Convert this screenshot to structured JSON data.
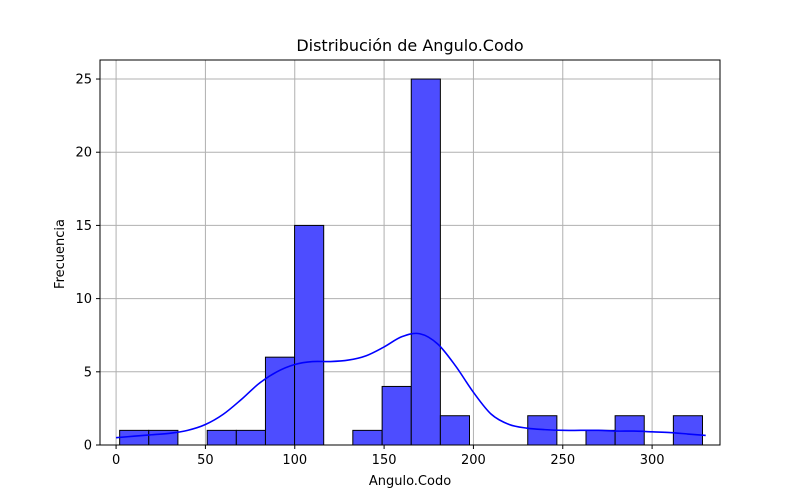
{
  "chart_data": {
    "type": "bar",
    "title": "Distribución de Angulo.Codo",
    "xlabel": "Angulo.Codo",
    "ylabel": "Frecuencia",
    "xlim": [
      -9,
      338
    ],
    "ylim": [
      0,
      26.3
    ],
    "xticks": [
      0,
      50,
      100,
      150,
      200,
      250,
      300
    ],
    "yticks": [
      0,
      5,
      10,
      15,
      20,
      25
    ],
    "grid": true,
    "bar_color": "#4d4dff",
    "bar_edge_color": "#000000",
    "kde_color": "#0000ff",
    "bins": [
      {
        "x0": 2,
        "x1": 18.3,
        "count": 1
      },
      {
        "x0": 18.3,
        "x1": 34.6,
        "count": 1
      },
      {
        "x0": 34.6,
        "x1": 51,
        "count": 0
      },
      {
        "x0": 51,
        "x1": 67.3,
        "count": 1
      },
      {
        "x0": 67.3,
        "x1": 83.6,
        "count": 1
      },
      {
        "x0": 83.6,
        "x1": 99.9,
        "count": 6
      },
      {
        "x0": 99.9,
        "x1": 116.2,
        "count": 15
      },
      {
        "x0": 116.2,
        "x1": 132.5,
        "count": 0
      },
      {
        "x0": 132.5,
        "x1": 148.9,
        "count": 1
      },
      {
        "x0": 148.9,
        "x1": 165.2,
        "count": 4
      },
      {
        "x0": 165.2,
        "x1": 181.5,
        "count": 25
      },
      {
        "x0": 181.5,
        "x1": 197.8,
        "count": 2
      },
      {
        "x0": 197.8,
        "x1": 214.1,
        "count": 0
      },
      {
        "x0": 214.1,
        "x1": 230.4,
        "count": 0
      },
      {
        "x0": 230.4,
        "x1": 246.7,
        "count": 2
      },
      {
        "x0": 246.7,
        "x1": 263,
        "count": 0
      },
      {
        "x0": 263,
        "x1": 279.3,
        "count": 1
      },
      {
        "x0": 279.3,
        "x1": 295.6,
        "count": 2
      },
      {
        "x0": 295.6,
        "x1": 311.9,
        "count": 0
      },
      {
        "x0": 311.9,
        "x1": 328.2,
        "count": 2
      }
    ],
    "kde": {
      "x": [
        0,
        10,
        20,
        30,
        40,
        50,
        60,
        70,
        80,
        90,
        100,
        110,
        120,
        130,
        140,
        150,
        160,
        170,
        180,
        190,
        200,
        210,
        220,
        230,
        240,
        250,
        260,
        270,
        280,
        290,
        300,
        310,
        320,
        330
      ],
      "y": [
        0.5,
        0.6,
        0.7,
        0.8,
        1.0,
        1.4,
        2.1,
        3.1,
        4.2,
        5.0,
        5.5,
        5.7,
        5.7,
        5.8,
        6.1,
        6.7,
        7.4,
        7.6,
        6.9,
        5.4,
        3.6,
        2.1,
        1.4,
        1.15,
        1.05,
        1.0,
        1.0,
        1.0,
        0.95,
        0.95,
        0.9,
        0.85,
        0.75,
        0.65
      ]
    }
  }
}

────────

## Your task
From the records given above, copy all lines containing "Angulo".

## The response
    "title": "Distribución de Angulo.Codo",
    "xlabel": "Angulo.Codo",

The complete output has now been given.